◆ Tarea asignada
Transcribe tal cual todas las líneas de los registros, desde la que contiene "x-tick-label: 10:25 (878, 1170, 933, 1195)" hasta la que contiene "volume-bar (938, 1093, 951, 1145)", ambas incluidas.

◆ Datos registrados

════════════════

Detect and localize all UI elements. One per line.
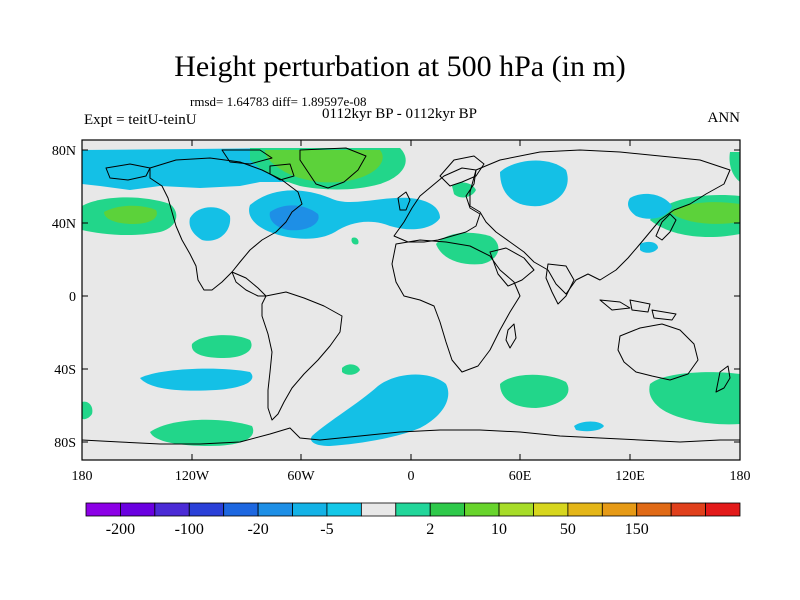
coastline-arabia (489, 247, 535, 287)
colorbar-label: -20 (247, 521, 268, 538)
colorbar-swatch (326, 502, 362, 517)
negative-region-east-asia (628, 193, 672, 219)
contour-fills (82, 148, 740, 446)
colorbar-swatch (705, 502, 741, 517)
colorbar-swatch (429, 502, 466, 517)
colorbar-swatch (223, 502, 259, 517)
lat-label-80s: 80S (54, 436, 76, 451)
positive-region-small-atlantic (351, 237, 359, 245)
coastline-scandinavia (439, 155, 485, 187)
coastline-arctic-islands (221, 149, 295, 181)
colorbar-swatch (670, 502, 706, 517)
coastline-british-isles (397, 191, 411, 211)
time-period-label: 0112kyr BP - 0112kyr BP (322, 106, 478, 122)
coastline-europe (393, 167, 481, 243)
coastline-central-america (231, 271, 267, 297)
coastline-antarctica (82, 427, 740, 445)
negative-region-northeast-pacific (189, 207, 231, 241)
positive-region-south-atlantic-small (342, 364, 360, 375)
latitude-labels: 80N 40N 0 40S 80S (52, 144, 76, 451)
coastline-india (545, 263, 575, 305)
colorbar-swatch (120, 502, 156, 517)
positive-region-west-edge (82, 401, 93, 420)
colorbar-label: -100 (175, 521, 204, 538)
rmsd-diff-stats: rmsd= 1.64783 diff= 1.89597e-08 (190, 94, 367, 109)
lat-label-0: 0 (69, 290, 76, 305)
colorbar-label: -5 (320, 521, 333, 538)
coastline-africa (391, 239, 521, 373)
colorbar-swatch (601, 502, 638, 517)
colorbar-label: 10 (491, 521, 507, 538)
tick-marks (81, 140, 741, 460)
positive-region-north-africa (436, 232, 499, 265)
colorbar-label: -200 (106, 521, 135, 538)
plot-title: Height perturbation at 500 hPa (in m) (174, 50, 626, 83)
negative-region-south-pacific (140, 368, 253, 391)
coastline-alaska (105, 163, 151, 181)
coastline-indonesia (599, 299, 677, 321)
colorbar-label: 150 (625, 521, 649, 538)
lon-label-60w: 60W (287, 469, 315, 484)
colorbar-labels: -200 -100 -20 -5 2 10 50 150 (106, 521, 649, 538)
colorbar-swatch (464, 502, 500, 517)
lon-label-60e: 60E (509, 469, 532, 484)
colorbar-swatch (636, 502, 672, 517)
lon-label-120e: 120E (615, 469, 645, 484)
lat-label-80n: 80N (52, 144, 76, 159)
coastline-australia (617, 323, 699, 381)
coastline-south-america (261, 291, 343, 421)
colorbar-swatch (395, 502, 431, 517)
strong-negative-region-north-atlantic (269, 205, 319, 231)
colorbar-label: 2 (426, 521, 434, 538)
colorbar (85, 502, 741, 517)
coastline-new-zealand (715, 365, 731, 393)
negative-region-south-atlantic (310, 374, 449, 446)
lon-label-0: 0 (408, 469, 415, 484)
colorbar-swatch (567, 502, 603, 517)
negative-region-southern-ocean-small (574, 421, 604, 432)
colorbar-swatch (533, 502, 569, 517)
colorbar-swatch (154, 502, 190, 517)
lon-label-180w: 180 (72, 469, 93, 484)
season-label: ANN (707, 110, 741, 126)
colorbar-swatch (188, 502, 225, 517)
lon-label-180e: 180 (730, 469, 751, 484)
coastline-greenland (299, 147, 367, 189)
coastline-asia (469, 149, 731, 295)
coastline-madagascar (505, 323, 517, 349)
strong-positive-region-north-pacific-east (670, 202, 740, 224)
positive-region-south-pacific (191, 335, 252, 358)
colorbar-swatch (257, 502, 293, 517)
negative-region-japan-small (640, 241, 658, 253)
lon-label-120w: 120W (175, 469, 210, 484)
lat-label-40s: 40S (54, 363, 76, 378)
colorbar-swatch (360, 502, 397, 517)
colorbar-swatch (85, 502, 121, 517)
coastlines (82, 147, 740, 445)
colorbar-swatch (498, 502, 534, 517)
coastline-japan (655, 213, 677, 241)
lat-label-40n: 40N (52, 217, 76, 232)
colorbar-label: 50 (560, 521, 576, 538)
positive-region-east-edge-north (729, 152, 740, 182)
strong-positive-region-north-pacific-west (104, 205, 157, 224)
positive-region-antarctic-pacific (150, 419, 254, 446)
longitude-labels: 180 120W 60W 0 60E 120E 180 (72, 469, 751, 484)
experiment-label: Expt = teitU-teinU (84, 112, 197, 128)
negative-region-siberia (500, 160, 568, 207)
colorbar-swatch (292, 502, 328, 517)
positive-region-south-indian (500, 374, 569, 408)
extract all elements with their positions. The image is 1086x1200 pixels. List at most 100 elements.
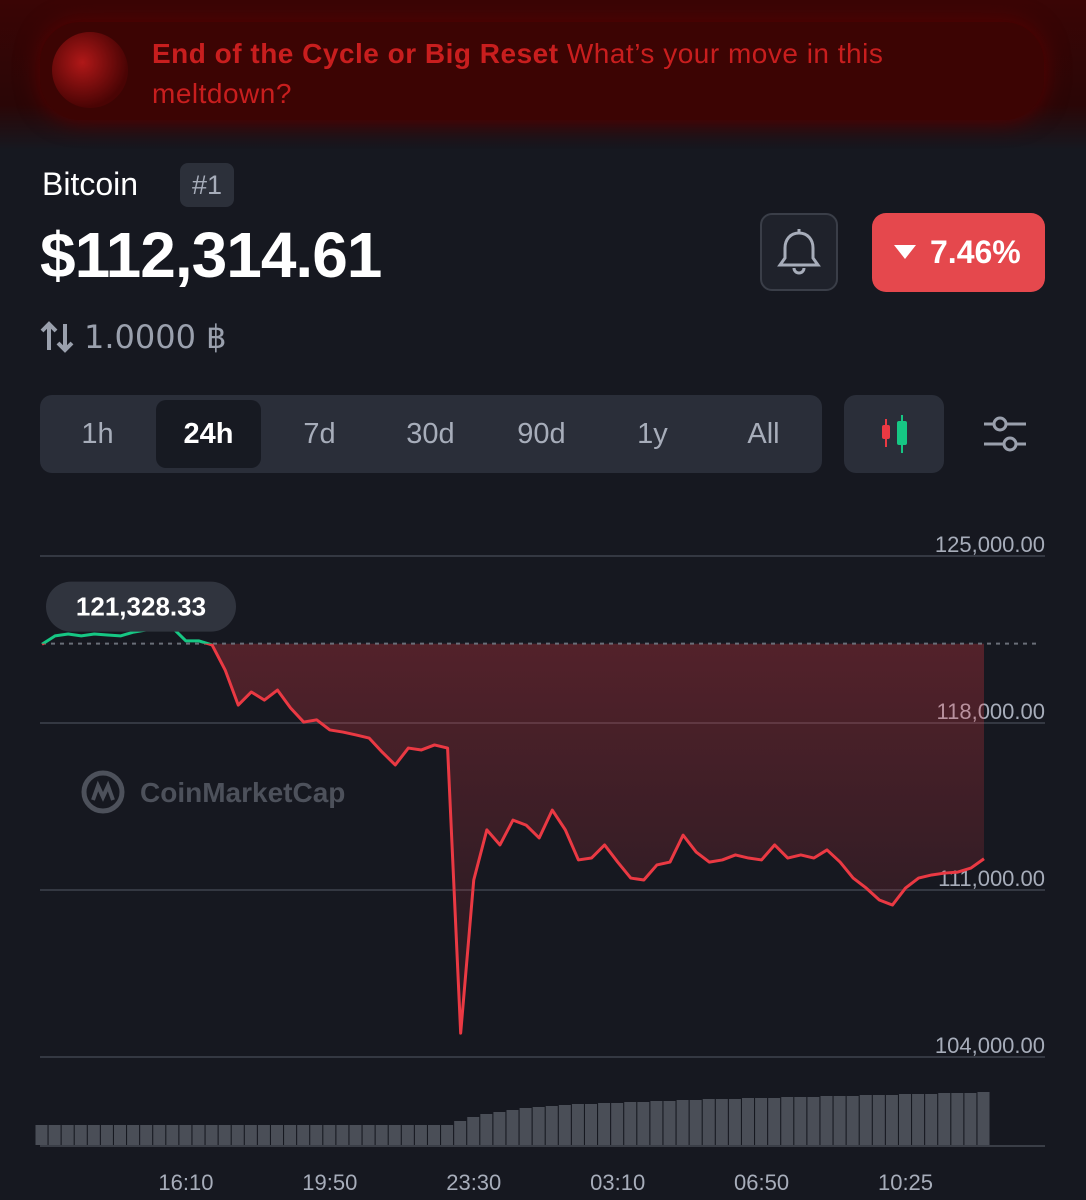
x-tick-label: 10:25 (878, 1170, 933, 1195)
candle-toggle[interactable] (844, 395, 944, 473)
down-triangle (894, 245, 916, 259)
volume-bar (297, 1125, 310, 1145)
volume-bar (428, 1125, 440, 1145)
coin-rank: #1 (180, 163, 234, 207)
volume-bar (127, 1125, 140, 1145)
volume-bar (493, 1112, 506, 1145)
volume-bar (885, 1095, 898, 1145)
volume-bar (323, 1125, 336, 1145)
volume-bar (35, 1125, 48, 1145)
volume-bar (375, 1125, 388, 1145)
timeframe-tab[interactable]: 1h (81, 418, 114, 450)
timeframe-tabs: 1h 24h 7d 30d 90d 1y All (40, 395, 822, 473)
coin-price: $112,314.61 (40, 219, 382, 291)
volume-bar (571, 1104, 584, 1145)
volume-bar (336, 1125, 349, 1145)
volume-bar (624, 1102, 637, 1145)
x-tick-label: 06:50 (734, 1170, 789, 1195)
volume-bar (257, 1125, 270, 1145)
volume-bar (794, 1097, 807, 1145)
timeframe-tab[interactable]: All (747, 418, 780, 450)
change-badge: 7.46% (872, 213, 1045, 292)
reference-label: 121,328.33 (76, 592, 206, 622)
volume-bar (545, 1106, 558, 1145)
timeframe-tab[interactable]: 1y (637, 418, 668, 450)
volume-bar (414, 1125, 427, 1145)
watermark: CoinMarketCap (81, 770, 345, 814)
volume-bar (310, 1125, 323, 1145)
volume-bar (362, 1125, 375, 1145)
settings-icon[interactable] (980, 410, 1030, 458)
volume-bar (349, 1125, 362, 1145)
x-tick-label: 03:10 (590, 1170, 645, 1195)
volume-bar (938, 1093, 951, 1145)
volume-bar (872, 1095, 885, 1145)
volume-bar (689, 1100, 702, 1145)
volume-bar (467, 1117, 480, 1145)
volume-bar (480, 1114, 493, 1145)
volume-bar (925, 1094, 938, 1145)
banner-title: End of the Cycle or Big Reset (152, 38, 559, 69)
coin-amount: 1.0000 ฿ (84, 318, 227, 356)
y-tick-label: 125,000.00 (935, 532, 1045, 557)
volume-bar (755, 1098, 768, 1145)
banner-icon (52, 32, 128, 108)
volume-bar (899, 1094, 911, 1145)
volume-bar (231, 1125, 244, 1145)
x-tick-label: 23:30 (446, 1170, 501, 1195)
volume-bar (964, 1093, 977, 1145)
volume-bar (179, 1125, 192, 1145)
volume-bar (650, 1101, 663, 1145)
volume-bar (271, 1125, 283, 1145)
volume-bar (663, 1101, 676, 1145)
banner[interactable] (40, 22, 1044, 120)
timeframe-tab[interactable]: 24h (156, 400, 261, 468)
price-line-up (41, 622, 213, 644)
candle-icon (882, 415, 907, 453)
volume-bar (977, 1092, 990, 1145)
volume-bar (807, 1097, 820, 1145)
volume-bar (100, 1125, 113, 1145)
timeframe-tab[interactable]: 30d (406, 418, 455, 450)
volume-bar (166, 1125, 179, 1145)
swap-icon[interactable] (40, 320, 74, 354)
volume-bar (781, 1097, 794, 1145)
timeframe-tab[interactable]: 7d (303, 418, 336, 450)
volume-bar (715, 1099, 728, 1145)
volume-bar (912, 1094, 925, 1145)
coin-name: Bitcoin (42, 166, 139, 202)
volume-bar (48, 1125, 61, 1145)
volume-bar (192, 1125, 205, 1145)
banner-text[interactable]: End of the Cycle or Big Reset What’s you… (152, 34, 972, 114)
volume-bar (74, 1125, 87, 1145)
volume-bar (441, 1125, 454, 1145)
volume-bar (585, 1104, 597, 1145)
volume-bar (284, 1125, 297, 1145)
volume-bar (506, 1110, 519, 1145)
volume-bar (454, 1121, 467, 1145)
x-tick-label: 16:10 (158, 1170, 213, 1195)
price-line-down (41, 643, 985, 1035)
volume-bar (401, 1125, 414, 1145)
volume-bar (702, 1099, 715, 1145)
bell-icon (777, 229, 821, 275)
y-tick-label: 104,000.00 (935, 1033, 1045, 1058)
volume-bar (859, 1095, 872, 1145)
volume-bar (388, 1125, 401, 1145)
volume-bar (114, 1125, 126, 1145)
timeframe-tab[interactable]: 90d (517, 418, 566, 450)
volume-bar (637, 1102, 650, 1145)
volume-bar (140, 1125, 153, 1145)
change-value: 7.46% (930, 234, 1021, 270)
x-tick-label: 19:50 (302, 1170, 357, 1195)
watermark-text: CoinMarketCap (140, 777, 345, 808)
volume-bar (846, 1096, 859, 1145)
volume-bar (728, 1099, 741, 1145)
alert-button[interactable] (760, 213, 838, 291)
volume-bar (598, 1103, 611, 1145)
banner-question: What’s your move in this meltdown? (152, 38, 884, 109)
volume-bar (519, 1108, 532, 1145)
volume-bar (558, 1105, 571, 1145)
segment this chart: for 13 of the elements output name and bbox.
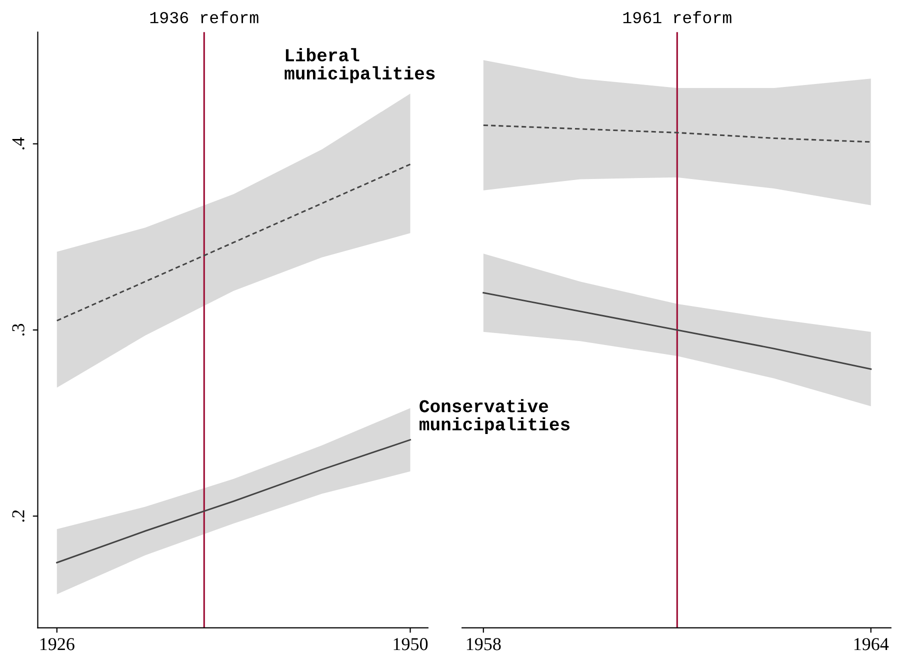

════════════════

◆ Solución del problema
x-tick-label: 10:25 (878, 1170, 933, 1195)
candle-toggle[interactable] (844, 395, 944, 473)
down-triangle (894, 245, 916, 259)
volume-bar (297, 1125, 310, 1145)
volume-bar (428, 1125, 440, 1145)
coin-rank: #1 (180, 163, 234, 207)
volume-bar (127, 1125, 140, 1145)
volume-bar (493, 1112, 506, 1145)
volume-bar (885, 1095, 898, 1145)
volume-bar (323, 1125, 336, 1145)
volume-bar (35, 1125, 48, 1145)
volume-bar (375, 1125, 388, 1145)
timeframe-tab[interactable]: 1h (81, 418, 114, 450)
timeframe-tabs: 1h 24h 7d 30d 90d 1y All (40, 395, 822, 473)
coin-price: $112,314.61 (40, 219, 382, 291)
volume-bar (571, 1104, 584, 1145)
volume-bar (336, 1125, 349, 1145)
volume-bar (624, 1102, 637, 1145)
x-tick-label: 06:50 (734, 1170, 789, 1195)
volume-bar (257, 1125, 270, 1145)
volume-bar (794, 1097, 807, 1145)
timeframe-tab[interactable]: All (747, 418, 780, 450)
change-badge: 7.46% (872, 213, 1045, 292)
reference-label: 121,328.33 (76, 592, 206, 622)
volume-bar (545, 1106, 558, 1145)
timeframe-tab[interactable]: 1y (637, 418, 668, 450)
volume-bar (414, 1125, 427, 1145)
watermark: CoinMarketCap (81, 770, 345, 814)
volume-bar (310, 1125, 323, 1145)
volume-bar (362, 1125, 375, 1145)
settings-icon[interactable] (980, 410, 1030, 458)
volume-bar (349, 1125, 362, 1145)
x-tick-label: 03:10 (590, 1170, 645, 1195)
volume-bar (938, 1093, 951, 1145)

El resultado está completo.